----- Records for this exercise

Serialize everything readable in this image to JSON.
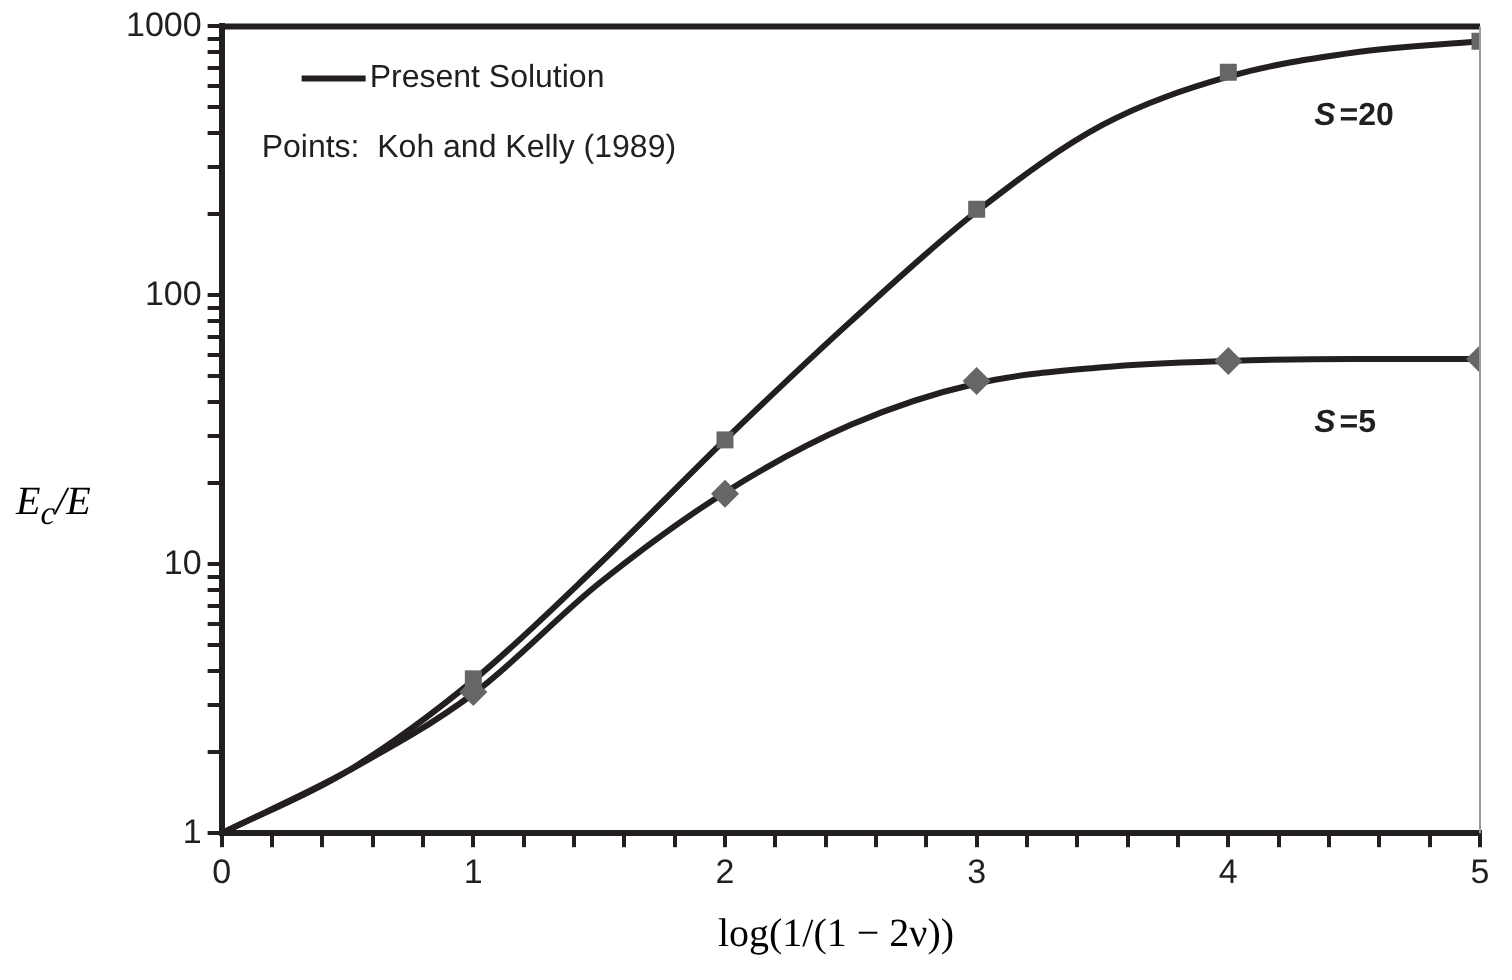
{
  "chart_data": {
    "type": "line",
    "xlabel": "log(1/(1 − 2ν))",
    "ylabel": "E$_{c}$/E",
    "log": "y",
    "grid": false,
    "legend": "top left",
    "line_style": "solid",
    "xlim": [
      0,
      5
    ],
    "ylim": [
      1,
      1000
    ],
    "xticks": [
      0,
      {
        "value": 0.2,
        "label": null
      },
      {
        "value": 0.4,
        "label": null
      },
      {
        "value": 0.6,
        "label": null
      },
      {
        "value": 0.8,
        "label": null
      },
      1,
      {
        "value": 1.2,
        "label": null
      },
      {
        "value": 1.4,
        "label": null
      },
      {
        "value": 1.6,
        "label": null
      },
      {
        "value": 1.8,
        "label": null
      },
      2,
      {
        "value": 2.2,
        "label": null
      },
      {
        "value": 2.4,
        "label": null
      },
      {
        "value": 2.6,
        "label": null
      },
      {
        "value": 2.8,
        "label": null
      },
      3,
      {
        "value": 3.2,
        "label": null
      },
      {
        "value": 3.4,
        "label": null
      },
      {
        "value": 3.6,
        "label": null
      },
      {
        "value": 3.8,
        "label": null
      },
      4,
      {
        "value": 4.2,
        "label": null
      },
      {
        "value": 4.4,
        "label": null
      },
      {
        "value": 4.6,
        "label": null
      },
      {
        "value": 4.8,
        "label": null
      },
      5
    ],
    "yticks": [
      1,
      {
        "value": 2,
        "label": null
      },
      {
        "value": 3,
        "label": null
      },
      {
        "value": 4,
        "label": null
      },
      {
        "value": 5,
        "label": null
      },
      {
        "value": 6,
        "label": null
      },
      {
        "value": 7,
        "label": null
      },
      {
        "value": 8,
        "label": null
      },
      {
        "value": 9,
        "label": null
      },
      10,
      {
        "value": 20,
        "label": null
      },
      {
        "value": 30,
        "label": null
      },
      {
        "value": 40,
        "label": null
      },
      {
        "value": 50,
        "label": null
      },
      {
        "value": 60,
        "label": null
      },
      {
        "value": 70,
        "label": null
      },
      {
        "value": 80,
        "label": null
      },
      {
        "value": 90,
        "label": null
      },
      100,
      {
        "value": 200,
        "label": null
      },
      {
        "value": 300,
        "label": null
      },
      {
        "value": 400,
        "label": null
      },
      {
        "value": 500,
        "label": null
      },
      {
        "value": 600,
        "label": null
      },
      {
        "value": 700,
        "label": null
      },
      {
        "value": 800,
        "label": null
      },
      {
        "value": 900,
        "label": null
      },
      1000
    ],
    "series": [
      {
        "name": "Present Solution",
        "marker": "none",
        "color": "#231f20",
        "x": [
          0,
          0.5,
          1,
          1.5,
          2,
          2.5,
          3,
          3.5,
          4,
          4.5,
          5
        ],
        "values": [
          1,
          1.7,
          3.7,
          10,
          29,
          80,
          205,
          430,
          650,
          800,
          880
        ]
      },
      {
        "marker": "none",
        "color": "#231f20",
        "x": [
          0,
          0.5,
          1,
          1.5,
          2,
          2.5,
          3,
          3.5,
          4,
          4.5,
          5
        ],
        "values": [
          1,
          1.7,
          3.3,
          8.5,
          18.5,
          33,
          47,
          54,
          57,
          58,
          58
        ]
      },
      {
        "type": "scatter",
        "marker": "square",
        "color": "#666666",
        "x": [
          1,
          2,
          3,
          4,
          5
        ],
        "values": [
          3.75,
          29,
          209,
          675,
          880
        ]
      },
      {
        "type": "scatter",
        "marker": "diamond",
        "color": "#666666",
        "x": [
          1,
          2,
          3,
          4,
          5
        ],
        "values": [
          3.35,
          18.3,
          48,
          57,
          58
        ]
      }
    ],
    "annotations": [
      "Points:  Koh and Kelly (1989)",
      "S=20",
      "S=5"
    ]
  }
}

----------

> [What you will do] All the lines above are to be reproduced exactly, except the pictures.

> [Expected answer]
Serialize everything readable in this image to JSON.
{
  "chart_data": {
    "type": "line",
    "xlabel": "log(1/(1 − 2ν))",
    "ylabel": "E$_{c}$/E",
    "log": "y",
    "grid": false,
    "legend": "top left",
    "line_style": "solid",
    "xlim": [
      0,
      5
    ],
    "ylim": [
      1,
      1000
    ],
    "xticks": [
      0,
      {
        "value": 0.2,
        "label": null
      },
      {
        "value": 0.4,
        "label": null
      },
      {
        "value": 0.6,
        "label": null
      },
      {
        "value": 0.8,
        "label": null
      },
      1,
      {
        "value": 1.2,
        "label": null
      },
      {
        "value": 1.4,
        "label": null
      },
      {
        "value": 1.6,
        "label": null
      },
      {
        "value": 1.8,
        "label": null
      },
      2,
      {
        "value": 2.2,
        "label": null
      },
      {
        "value": 2.4,
        "label": null
      },
      {
        "value": 2.6,
        "label": null
      },
      {
        "value": 2.8,
        "label": null
      },
      3,
      {
        "value": 3.2,
        "label": null
      },
      {
        "value": 3.4,
        "label": null
      },
      {
        "value": 3.6,
        "label": null
      },
      {
        "value": 3.8,
        "label": null
      },
      4,
      {
        "value": 4.2,
        "label": null
      },
      {
        "value": 4.4,
        "label": null
      },
      {
        "value": 4.6,
        "label": null
      },
      {
        "value": 4.8,
        "label": null
      },
      5
    ],
    "yticks": [
      1,
      {
        "value": 2,
        "label": null
      },
      {
        "value": 3,
        "label": null
      },
      {
        "value": 4,
        "label": null
      },
      {
        "value": 5,
        "label": null
      },
      {
        "value": 6,
        "label": null
      },
      {
        "value": 7,
        "label": null
      },
      {
        "value": 8,
        "label": null
      },
      {
        "value": 9,
        "label": null
      },
      10,
      {
        "value": 20,
        "label": null
      },
      {
        "value": 30,
        "label": null
      },
      {
        "value": 40,
        "label": null
      },
      {
        "value": 50,
        "label": null
      },
      {
        "value": 60,
        "label": null
      },
      {
        "value": 70,
        "label": null
      },
      {
        "value": 80,
        "label": null
      },
      {
        "value": 90,
        "label": null
      },
      100,
      {
        "value": 200,
        "label": null
      },
      {
        "value": 300,
        "label": null
      },
      {
        "value": 400,
        "label": null
      },
      {
        "value": 500,
        "label": null
      },
      {
        "value": 600,
        "label": null
      },
      {
        "value": 700,
        "label": null
      },
      {
        "value": 800,
        "label": null
      },
      {
        "value": 900,
        "label": null
      },
      1000
    ],
    "series": [
      {
        "name": "Present Solution",
        "marker": "none",
        "color": "#231f20",
        "x": [
          0,
          0.5,
          1,
          1.5,
          2,
          2.5,
          3,
          3.5,
          4,
          4.5,
          5
        ],
        "values": [
          1,
          1.7,
          3.7,
          10,
          29,
          80,
          205,
          430,
          650,
          800,
          880
        ]
      },
      {
        "marker": "none",
        "color": "#231f20",
        "x": [
          0,
          0.5,
          1,
          1.5,
          2,
          2.5,
          3,
          3.5,
          4,
          4.5,
          5
        ],
        "values": [
          1,
          1.7,
          3.3,
          8.5,
          18.5,
          33,
          47,
          54,
          57,
          58,
          58
        ]
      },
      {
        "type": "scatter",
        "marker": "square",
        "color": "#666666",
        "x": [
          1,
          2,
          3,
          4,
          5
        ],
        "values": [
          3.75,
          29,
          209,
          675,
          880
        ]
      },
      {
        "type": "scatter",
        "marker": "diamond",
        "color": "#666666",
        "x": [
          1,
          2,
          3,
          4,
          5
        ],
        "values": [
          3.35,
          18.3,
          48,
          57,
          58
        ]
      }
    ],
    "annotations": [
      "Points:  Koh and Kelly (1989)",
      "S=20",
      "S=5"
    ]
  }
}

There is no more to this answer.